Requisiti dei compiti:
1) In base al testo sui femminicidi a Panama, spiega perché la maggioranza delle 343 uccisioni di donne registrate dal 2009 al settembre del 2014 viene considerata femminicidio. Usa da una a tre frasi.
2) Estrai dal testo sui femminicidi a Panama il brano che parte dalle parole "Nei mesi di" e si ferma dopo "contro la Donna.", riportandolo senza alcuna modifica.
3) Scrivi il seguito del testo sui femminicidi a Panama, partendo subito dopo la sua ultima frase.

Testo da esaminare:

________________

Nei mesi di gennaio e febbraio di quest’anno sono stati commessi 11 femminicidi a Panama, con una tendenza ad un incremento in relazione al 2014, ha informato il Comitato Nazionale della Violenza contro la Donna.
“L’aumento dei casi riflette la perdita del riconoscimento del valore delle donne nella società”, ha detto Liriola Leoteau, direttrice dell’ Istituto Nazionale della Donna.
“Azioni concrete, per far sì che la situazione non peggiori”, è stata la richiesta di Kenia Porcell, Procuratrice Generale del paese, durante una riunione per dibattere il tema a cui hanno partecipato anche i ministri Alcibiades Vásquez e
Rodolfo Aguilera, allo Sviluppo sociale e alla Sicurezza pubblica, rispettivamente.
Dal 2009 al settembre del 2014 sono state registrate 343 uccisioni di donne, nella maggioranza considerate femminicidi, perchè le vittime hanno perso la vita in contesti di discriminazione e violenza di genere, secondo l’Osservatorio di Panama contro la Violenza di Genere.
Anche se questa è la peggiore forma di aggressione fisica, esistono altre forma di violenza : verbale, sessuale, fisica, psicologica e mediatica che violano i diritti umani delle donne e danneggiano negativamente le famiglie e le comunità, sostiene l’Organizzazione Mondiale della Salute.

________________

Righe estratte:
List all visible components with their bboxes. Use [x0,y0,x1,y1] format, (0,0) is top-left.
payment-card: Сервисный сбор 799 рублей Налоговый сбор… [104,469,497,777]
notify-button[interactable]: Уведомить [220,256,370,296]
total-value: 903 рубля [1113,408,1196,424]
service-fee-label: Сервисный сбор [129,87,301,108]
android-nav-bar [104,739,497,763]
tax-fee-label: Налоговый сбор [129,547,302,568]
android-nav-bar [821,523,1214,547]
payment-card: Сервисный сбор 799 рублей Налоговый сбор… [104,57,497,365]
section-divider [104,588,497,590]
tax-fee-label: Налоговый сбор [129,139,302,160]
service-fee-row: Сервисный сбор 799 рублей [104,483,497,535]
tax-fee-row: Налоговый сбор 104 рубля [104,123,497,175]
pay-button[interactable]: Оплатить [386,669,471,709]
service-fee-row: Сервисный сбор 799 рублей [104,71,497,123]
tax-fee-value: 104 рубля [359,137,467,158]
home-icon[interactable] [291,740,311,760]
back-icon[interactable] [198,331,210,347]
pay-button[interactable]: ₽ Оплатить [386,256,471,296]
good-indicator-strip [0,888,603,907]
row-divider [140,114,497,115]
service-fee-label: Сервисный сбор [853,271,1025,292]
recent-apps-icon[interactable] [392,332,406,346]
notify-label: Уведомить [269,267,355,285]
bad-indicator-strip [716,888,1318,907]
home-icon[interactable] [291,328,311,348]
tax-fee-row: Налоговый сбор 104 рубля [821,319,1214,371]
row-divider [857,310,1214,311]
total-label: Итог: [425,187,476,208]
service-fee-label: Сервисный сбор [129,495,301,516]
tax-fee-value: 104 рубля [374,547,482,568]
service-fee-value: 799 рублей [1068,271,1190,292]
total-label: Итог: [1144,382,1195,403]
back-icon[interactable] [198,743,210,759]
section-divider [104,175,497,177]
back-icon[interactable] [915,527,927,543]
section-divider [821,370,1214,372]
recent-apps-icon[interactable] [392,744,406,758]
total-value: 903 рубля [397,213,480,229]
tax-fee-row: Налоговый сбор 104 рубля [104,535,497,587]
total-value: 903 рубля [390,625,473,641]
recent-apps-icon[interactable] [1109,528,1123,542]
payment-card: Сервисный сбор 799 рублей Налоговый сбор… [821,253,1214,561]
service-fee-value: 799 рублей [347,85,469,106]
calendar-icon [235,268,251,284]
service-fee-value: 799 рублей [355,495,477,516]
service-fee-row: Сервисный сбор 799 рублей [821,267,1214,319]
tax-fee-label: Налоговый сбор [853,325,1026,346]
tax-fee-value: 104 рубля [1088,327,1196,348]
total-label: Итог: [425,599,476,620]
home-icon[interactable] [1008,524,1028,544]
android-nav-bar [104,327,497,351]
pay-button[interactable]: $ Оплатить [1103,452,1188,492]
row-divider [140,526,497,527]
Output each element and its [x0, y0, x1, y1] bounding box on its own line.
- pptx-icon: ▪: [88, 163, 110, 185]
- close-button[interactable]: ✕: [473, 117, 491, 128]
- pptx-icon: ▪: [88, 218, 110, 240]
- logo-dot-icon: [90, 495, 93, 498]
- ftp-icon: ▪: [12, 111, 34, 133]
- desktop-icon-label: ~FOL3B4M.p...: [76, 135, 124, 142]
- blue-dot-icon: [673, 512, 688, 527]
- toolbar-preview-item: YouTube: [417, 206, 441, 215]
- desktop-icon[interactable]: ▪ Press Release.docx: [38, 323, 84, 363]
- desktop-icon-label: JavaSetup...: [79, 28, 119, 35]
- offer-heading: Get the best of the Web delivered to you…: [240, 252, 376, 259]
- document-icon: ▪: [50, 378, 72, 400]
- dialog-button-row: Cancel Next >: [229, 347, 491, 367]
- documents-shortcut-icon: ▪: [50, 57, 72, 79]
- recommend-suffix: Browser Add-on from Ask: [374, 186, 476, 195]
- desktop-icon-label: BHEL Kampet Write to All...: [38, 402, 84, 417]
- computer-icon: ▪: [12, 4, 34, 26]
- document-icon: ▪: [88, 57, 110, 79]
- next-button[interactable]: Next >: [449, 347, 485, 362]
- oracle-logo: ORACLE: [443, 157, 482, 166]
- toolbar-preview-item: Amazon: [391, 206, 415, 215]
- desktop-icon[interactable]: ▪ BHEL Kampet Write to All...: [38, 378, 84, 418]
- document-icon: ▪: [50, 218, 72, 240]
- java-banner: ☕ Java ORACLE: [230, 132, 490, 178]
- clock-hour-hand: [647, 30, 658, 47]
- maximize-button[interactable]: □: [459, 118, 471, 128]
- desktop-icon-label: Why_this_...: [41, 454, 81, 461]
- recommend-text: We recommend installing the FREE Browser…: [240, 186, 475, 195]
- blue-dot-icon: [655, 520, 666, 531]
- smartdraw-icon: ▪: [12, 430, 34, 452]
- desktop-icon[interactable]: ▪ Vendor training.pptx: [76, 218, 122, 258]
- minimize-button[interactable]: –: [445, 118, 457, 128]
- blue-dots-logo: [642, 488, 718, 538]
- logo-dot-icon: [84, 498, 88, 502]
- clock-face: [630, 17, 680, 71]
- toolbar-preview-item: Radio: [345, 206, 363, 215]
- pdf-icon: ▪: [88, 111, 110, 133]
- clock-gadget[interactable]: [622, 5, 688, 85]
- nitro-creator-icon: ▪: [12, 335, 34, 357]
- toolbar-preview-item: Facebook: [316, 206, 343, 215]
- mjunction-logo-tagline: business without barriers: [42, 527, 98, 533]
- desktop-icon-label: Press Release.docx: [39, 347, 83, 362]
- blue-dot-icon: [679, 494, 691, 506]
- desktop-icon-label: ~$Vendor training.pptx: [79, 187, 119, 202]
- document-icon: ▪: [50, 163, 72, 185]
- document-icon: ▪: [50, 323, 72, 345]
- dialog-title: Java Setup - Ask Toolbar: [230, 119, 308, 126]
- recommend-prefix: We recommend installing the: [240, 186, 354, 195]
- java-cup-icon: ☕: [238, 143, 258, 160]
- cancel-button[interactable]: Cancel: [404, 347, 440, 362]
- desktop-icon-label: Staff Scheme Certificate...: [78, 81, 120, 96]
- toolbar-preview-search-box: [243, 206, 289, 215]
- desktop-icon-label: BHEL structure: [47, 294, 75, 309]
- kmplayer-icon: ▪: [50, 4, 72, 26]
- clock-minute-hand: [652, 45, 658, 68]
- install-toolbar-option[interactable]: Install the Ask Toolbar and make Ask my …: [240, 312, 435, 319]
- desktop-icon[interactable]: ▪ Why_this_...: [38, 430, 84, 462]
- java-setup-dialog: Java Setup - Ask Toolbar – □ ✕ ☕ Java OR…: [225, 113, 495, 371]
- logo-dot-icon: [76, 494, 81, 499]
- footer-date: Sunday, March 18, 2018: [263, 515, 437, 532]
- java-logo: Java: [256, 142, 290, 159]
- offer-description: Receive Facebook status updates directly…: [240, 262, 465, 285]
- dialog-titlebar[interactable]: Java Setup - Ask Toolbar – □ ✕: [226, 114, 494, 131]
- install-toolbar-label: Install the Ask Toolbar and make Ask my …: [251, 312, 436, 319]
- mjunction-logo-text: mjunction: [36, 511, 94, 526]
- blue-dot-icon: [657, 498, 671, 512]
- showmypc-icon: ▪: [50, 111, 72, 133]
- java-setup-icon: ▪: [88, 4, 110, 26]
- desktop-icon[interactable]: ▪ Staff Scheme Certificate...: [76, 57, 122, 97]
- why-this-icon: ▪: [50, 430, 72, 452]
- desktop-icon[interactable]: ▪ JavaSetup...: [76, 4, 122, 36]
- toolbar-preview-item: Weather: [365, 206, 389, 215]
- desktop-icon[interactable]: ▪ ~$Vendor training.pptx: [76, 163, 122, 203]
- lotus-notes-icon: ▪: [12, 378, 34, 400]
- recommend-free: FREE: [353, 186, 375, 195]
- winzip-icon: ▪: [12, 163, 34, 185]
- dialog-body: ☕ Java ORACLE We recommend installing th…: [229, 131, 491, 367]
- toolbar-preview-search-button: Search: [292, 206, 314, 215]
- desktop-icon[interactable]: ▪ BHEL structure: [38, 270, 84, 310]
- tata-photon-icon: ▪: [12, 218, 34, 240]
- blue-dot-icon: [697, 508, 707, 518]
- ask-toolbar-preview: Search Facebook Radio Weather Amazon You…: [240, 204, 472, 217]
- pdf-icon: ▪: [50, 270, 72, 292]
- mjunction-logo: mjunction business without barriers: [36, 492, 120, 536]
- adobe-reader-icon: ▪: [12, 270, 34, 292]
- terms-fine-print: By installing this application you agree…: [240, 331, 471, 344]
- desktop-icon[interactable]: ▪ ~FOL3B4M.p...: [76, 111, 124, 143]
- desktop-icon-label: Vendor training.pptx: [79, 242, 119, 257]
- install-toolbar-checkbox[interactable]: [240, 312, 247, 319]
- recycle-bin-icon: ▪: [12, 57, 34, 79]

________________

Risposte in ordine:
1) Secondo l'Osservatorio di Panama contro la Violenza di Genere, la maggioranza di quelle uccisioni è considerata femminicidio perché le vittime hanno perso la vita in contesti di discriminazione e violenza di genere.

2)
Nei mesi di gennaio e febbraio di quest’anno sono stati commessi 11 femminicidi a Panama, con una tendenza ad un incremento in relazione al 2014, ha informato il Comitato Nazionale della Violenza contro la Donna.

3)
Per il Sistema delle Nazioni Unite, la promozione dell’uguaglianza di genere e l’eliminazione della violenza sono temi prioritari, perchè gli studi indicano che a livello globale, una di ogni tre donne uccise aveva sofferto maltrattamenti nella vita.
La Legge a Panama definisce come femminicidio i crimini contro la donna perpetrati dal suo partner o dall’ex partner o da un aggressore con il quale aveva una relazione di subordinazione.
Le statistiche delle entità che amministrano la giustizia nel mondo rivelano che annualmente avvengono 65.000 decessi per femminicidio e un’alta percentuale avviene nei paesi latino americani.